::: PROVIDED RECORDS

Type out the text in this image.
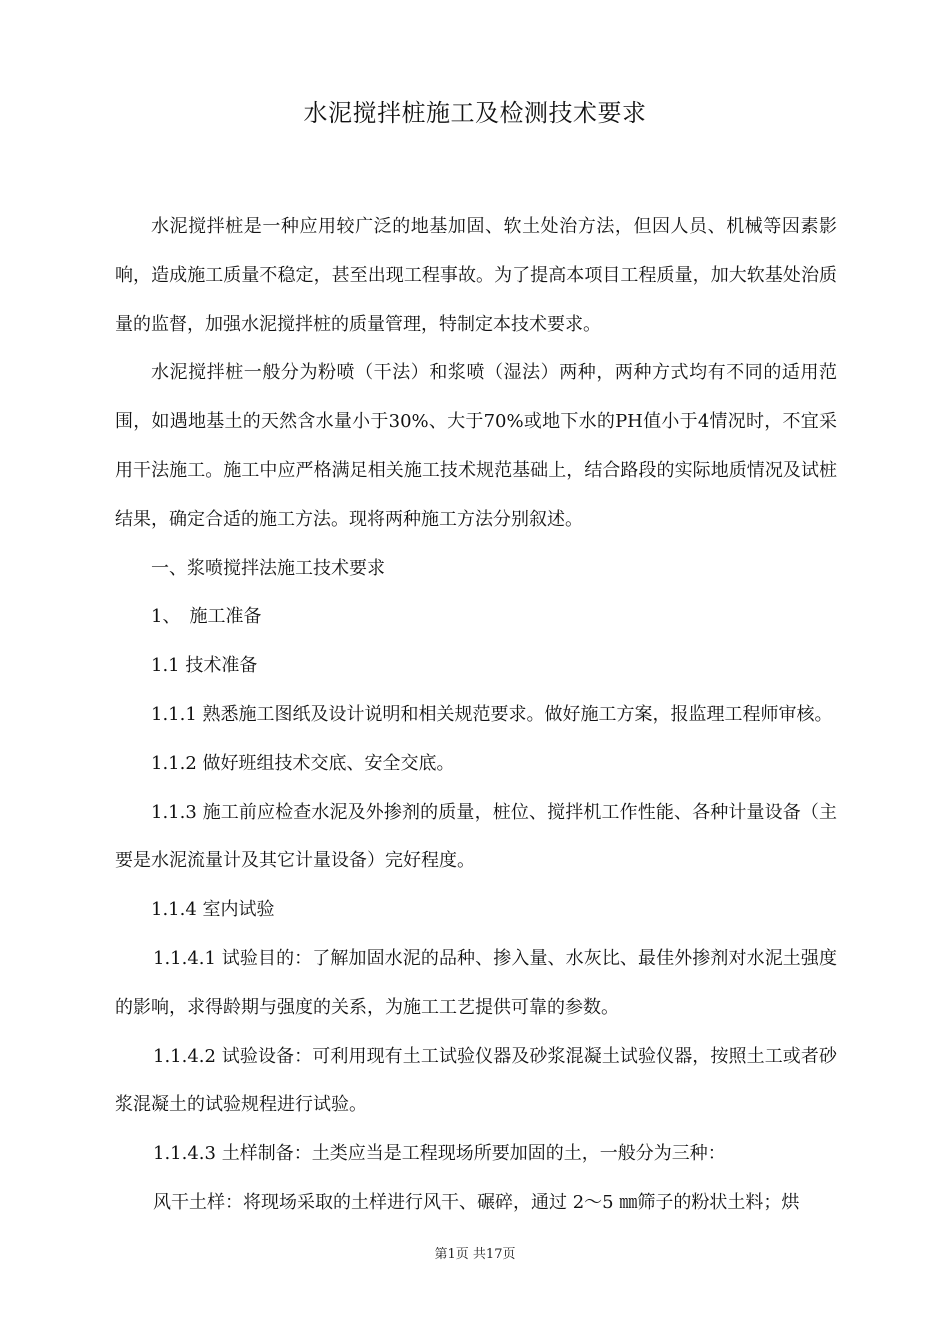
水泥搅拌桩施工及检测技术要求

水泥搅拌桩是一种应用较广泛的地基加固、软土处治方法，但因人员、机械等因素影响，造成施工质量不稳定，甚至出现工程事故。为了提高本项目工程质量，加大软基处治质量的监督，加强水泥搅拌桩的质量管理，特制定本技术要求。

水泥搅拌桩一般分为粉喷（干法）和浆喷（湿法）两种，两种方式均有不同的适用范围，如遇地基土的天然含水量小于30%、大于70%或地下水的PH值小于4情况时，不宜采用干法施工。施工中应严格满足相关施工技术规范基础上，结合路段的实际地质情况及试桩结果，确定合适的施工方法。现将两种施工方法分别叙述。

一、浆喷搅拌法施工技术要求

1、　施工准备

1.1 技术准备

1.1.1 熟悉施工图纸及设计说明和相关规范要求。做好施工方案，报监理工程师审核。

1.1.2 做好班组技术交底、安全交底。

1.1.3 施工前应检查水泥及外掺剂的质量，桩位、搅拌机工作性能、各种计量设备（主要是水泥流量计及其它计量设备）完好程度。

1.1.4 室内试验

1.1.4.1 试验目的：了解加固水泥的品种、掺入量、水灰比、最佳外掺剂对水泥土强度的影响，求得龄期与强度的关系，为施工工艺提供可靠的参数。

1.1.4.2 试验设备：可利用现有土工试验仪器及砂浆混凝土试验仪器，按照土工或者砂浆混凝土的试验规程进行试验。

1.1.4.3 土样制备：土类应当是工程现场所要加固的土，一般分为三种：

风干土样：将现场采取的土样进行风干、碾碎，通过 2～5 ㎜筛子的粉状土料；烘

第1页 共17页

::::::

EXERCISE DESCRIPTION
Leave out the pictures, and give all the records again exactly.

RESPONSE FOR THIS EXERCISE
Type out the text in this image.
水泥搅拌桩施工及检测技术要求

水泥搅拌桩是一种应用较广泛的地基加固、软土处治方法，但因人员、机械等因素影响，造成施工质量不稳定，甚至出现工程事故。为了提高本项目工程质量，加大软基处治质量的监督，加强水泥搅拌桩的质量管理，特制定本技术要求。

水泥搅拌桩一般分为粉喷（干法）和浆喷（湿法）两种，两种方式均有不同的适用范围，如遇地基土的天然含水量小于30%、大于70%或地下水的PH值小于4情况时，不宜采用干法施工。施工中应严格满足相关施工技术规范基础上，结合路段的实际地质情况及试桩结果，确定合适的施工方法。现将两种施工方法分别叙述。

一、浆喷搅拌法施工技术要求

1、　施工准备

1.1 技术准备

1.1.1 熟悉施工图纸及设计说明和相关规范要求。做好施工方案，报监理工程师审核。

1.1.2 做好班组技术交底、安全交底。

1.1.3 施工前应检查水泥及外掺剂的质量，桩位、搅拌机工作性能、各种计量设备（主要是水泥流量计及其它计量设备）完好程度。

1.1.4 室内试验

1.1.4.1 试验目的：了解加固水泥的品种、掺入量、水灰比、最佳外掺剂对水泥土强度的影响，求得龄期与强度的关系，为施工工艺提供可靠的参数。

1.1.4.2 试验设备：可利用现有土工试验仪器及砂浆混凝土试验仪器，按照土工或者砂浆混凝土的试验规程进行试验。

1.1.4.3 土样制备：土类应当是工程现场所要加固的土，一般分为三种：

风干土样：将现场采取的土样进行风干、碾碎，通过 2～5 ㎜筛子的粉状土料；烘

第1页 共17页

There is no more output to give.